— start —

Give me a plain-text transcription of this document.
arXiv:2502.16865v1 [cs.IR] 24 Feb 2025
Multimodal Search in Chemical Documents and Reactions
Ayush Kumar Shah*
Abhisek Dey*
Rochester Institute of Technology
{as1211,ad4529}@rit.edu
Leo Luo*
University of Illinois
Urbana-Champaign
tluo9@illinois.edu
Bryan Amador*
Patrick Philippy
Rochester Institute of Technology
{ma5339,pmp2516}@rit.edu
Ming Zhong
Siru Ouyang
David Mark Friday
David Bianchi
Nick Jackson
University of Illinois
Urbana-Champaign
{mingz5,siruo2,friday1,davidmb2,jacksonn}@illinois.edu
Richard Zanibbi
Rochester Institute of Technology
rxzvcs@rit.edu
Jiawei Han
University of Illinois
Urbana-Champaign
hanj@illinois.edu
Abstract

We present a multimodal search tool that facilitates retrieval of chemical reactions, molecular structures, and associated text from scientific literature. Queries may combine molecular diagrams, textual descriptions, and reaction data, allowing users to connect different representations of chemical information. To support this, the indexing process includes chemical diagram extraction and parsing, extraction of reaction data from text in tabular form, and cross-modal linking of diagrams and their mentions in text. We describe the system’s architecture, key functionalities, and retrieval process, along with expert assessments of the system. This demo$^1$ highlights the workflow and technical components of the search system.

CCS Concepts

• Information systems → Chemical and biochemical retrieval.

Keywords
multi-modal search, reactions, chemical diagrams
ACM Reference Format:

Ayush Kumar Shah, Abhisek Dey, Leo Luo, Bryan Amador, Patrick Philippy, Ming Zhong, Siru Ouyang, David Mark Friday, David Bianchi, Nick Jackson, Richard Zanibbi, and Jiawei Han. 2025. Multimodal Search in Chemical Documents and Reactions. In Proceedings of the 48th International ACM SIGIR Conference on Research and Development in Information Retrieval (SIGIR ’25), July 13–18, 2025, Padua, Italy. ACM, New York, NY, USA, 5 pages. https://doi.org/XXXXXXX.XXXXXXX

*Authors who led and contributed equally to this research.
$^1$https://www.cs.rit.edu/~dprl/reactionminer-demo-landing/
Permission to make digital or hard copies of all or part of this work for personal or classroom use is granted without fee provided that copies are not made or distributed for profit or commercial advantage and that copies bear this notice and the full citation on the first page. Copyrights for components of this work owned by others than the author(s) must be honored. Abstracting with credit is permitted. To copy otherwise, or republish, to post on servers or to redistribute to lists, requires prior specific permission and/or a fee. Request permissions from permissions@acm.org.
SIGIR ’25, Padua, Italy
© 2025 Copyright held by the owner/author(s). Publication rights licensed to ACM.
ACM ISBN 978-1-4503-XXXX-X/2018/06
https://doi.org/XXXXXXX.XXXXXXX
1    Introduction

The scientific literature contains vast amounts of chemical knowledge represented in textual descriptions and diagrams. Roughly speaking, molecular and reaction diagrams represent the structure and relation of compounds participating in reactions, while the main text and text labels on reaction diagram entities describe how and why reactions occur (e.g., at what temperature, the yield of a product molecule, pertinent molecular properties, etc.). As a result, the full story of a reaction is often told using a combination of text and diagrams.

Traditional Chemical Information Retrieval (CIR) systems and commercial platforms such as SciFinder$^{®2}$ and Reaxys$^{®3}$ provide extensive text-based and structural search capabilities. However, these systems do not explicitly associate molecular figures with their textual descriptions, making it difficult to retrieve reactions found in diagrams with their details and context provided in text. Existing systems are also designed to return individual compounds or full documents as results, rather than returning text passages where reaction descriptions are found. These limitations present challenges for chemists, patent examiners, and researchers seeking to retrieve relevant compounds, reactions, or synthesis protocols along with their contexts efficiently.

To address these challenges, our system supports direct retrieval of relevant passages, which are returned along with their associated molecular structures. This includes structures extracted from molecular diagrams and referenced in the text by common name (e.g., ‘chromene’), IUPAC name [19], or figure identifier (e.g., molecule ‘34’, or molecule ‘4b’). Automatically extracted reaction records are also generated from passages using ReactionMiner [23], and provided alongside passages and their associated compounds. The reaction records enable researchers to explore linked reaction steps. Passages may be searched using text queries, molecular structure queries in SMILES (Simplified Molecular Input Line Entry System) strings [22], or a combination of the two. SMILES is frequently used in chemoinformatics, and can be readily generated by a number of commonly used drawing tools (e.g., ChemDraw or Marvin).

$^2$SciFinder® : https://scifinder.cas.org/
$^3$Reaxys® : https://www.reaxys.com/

— end —

Short task: Select the lines in this material that hold the word "Italy", leaving none out.

Final result:
Ayush Kumar Shah, Abhisek Dey, Leo Luo, Bryan Amador, Patrick Philippy, Ming Zhong, Siru Ouyang, David Mark Friday, David Bianchi, Nick Jackson, Richard Zanibbi, and Jiawei Han. 2025. Multimodal Search in Chemical Documents and Reactions. In Proceedings of the 48th International ACM SIGIR Conference on Research and Development in Information Retrieval (SIGIR ’25), July 13–18, 2025, Padua, Italy. ACM, New York, NY, USA, 5 pages. https://doi.org/XXXXXXX.XXXXXXX
SIGIR ’25, Padua, Italy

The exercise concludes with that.